[START]

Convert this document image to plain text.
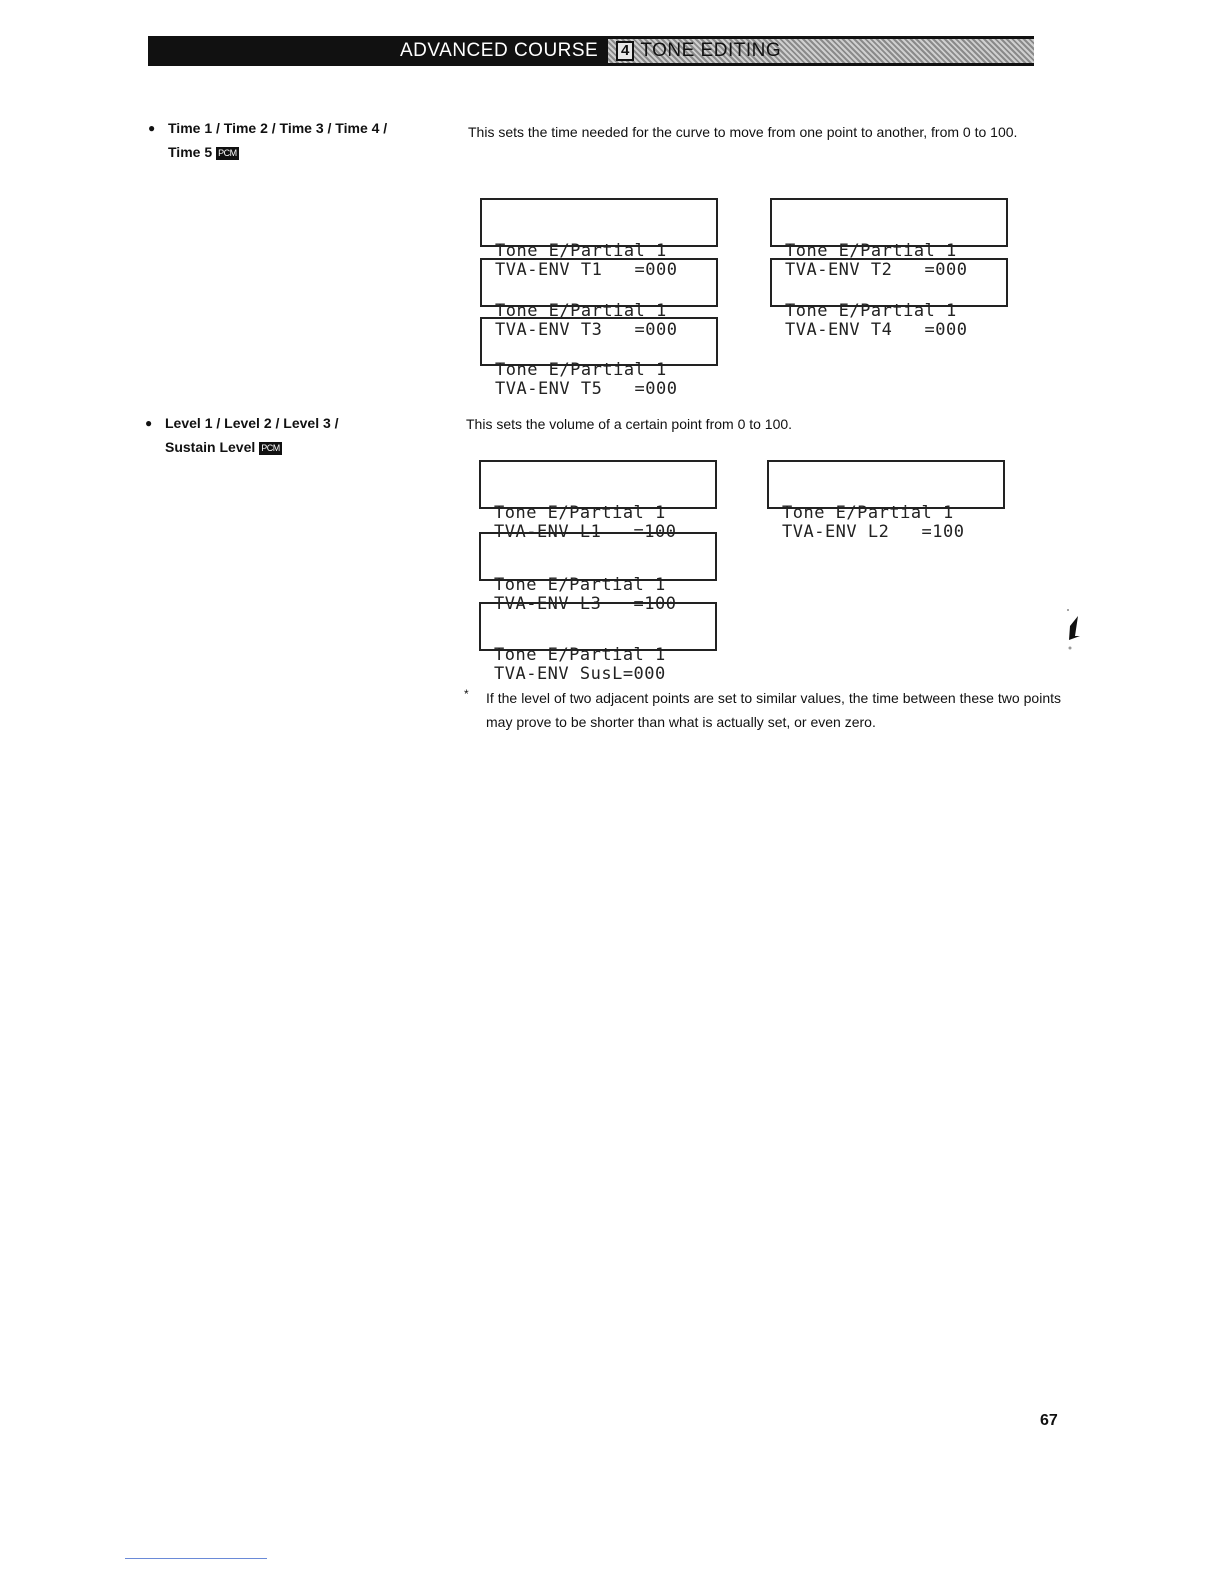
ADVANCED COURSE	4 TONE EDITING
● Time 1 / Time 2 / Time 3 / Time 4 /
Time 5 PCM
This sets the time needed for the curve to move from one point to another, from 0 to 100.

Tone E/Partial 1
TVA-ENV T1   =000

Tone E/Partial 1
TVA-ENV T2   =000

Tone E/Partial 1
TVA-ENV T3   =000

Tone E/Partial 1
TVA-ENV T4   =000

Tone E/Partial 1
TVA-ENV T5   =000

● Level 1 / Level 2 / Level 3 /
Sustain Level PCM
This sets the volume of a certain point from 0 to 100.

Tone E/Partial 1
TVA-ENV L1   =100

Tone E/Partial 1
TVA-ENV L2   =100

Tone E/Partial 1
TVA-ENV L3   =100

Tone E/Partial 1
TVA-ENV SusL=000

* If the level of two adjacent points are set to similar values, the time between these two points may prove to be shorter than what is actually set, or even zero.
67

[END]

Pictures are excluded; repeat every record exactly.

Convert this document image to plain text.
ADVANCED COURSE	4 TONE EDITING
● Time 1 / Time 2 / Time 3 / Time 4 /
Time 5 PCM
This sets the time needed for the curve to move from one point to another, from 0 to 100.

Tone E/Partial 1
TVA-ENV T1   =000

Tone E/Partial 1
TVA-ENV T2   =000

Tone E/Partial 1
TVA-ENV T3   =000

Tone E/Partial 1
TVA-ENV T4   =000

Tone E/Partial 1
TVA-ENV T5   =000

● Level 1 / Level 2 / Level 3 /
Sustain Level PCM
This sets the volume of a certain point from 0 to 100.

Tone E/Partial 1
TVA-ENV L1   =100

Tone E/Partial 1
TVA-ENV L2   =100

Tone E/Partial 1
TVA-ENV L3   =100

Tone E/Partial 1
TVA-ENV SusL=000

* If the level of two adjacent points are set to similar values, the time between these two points may prove to be shorter than what is actually set, or even zero.
67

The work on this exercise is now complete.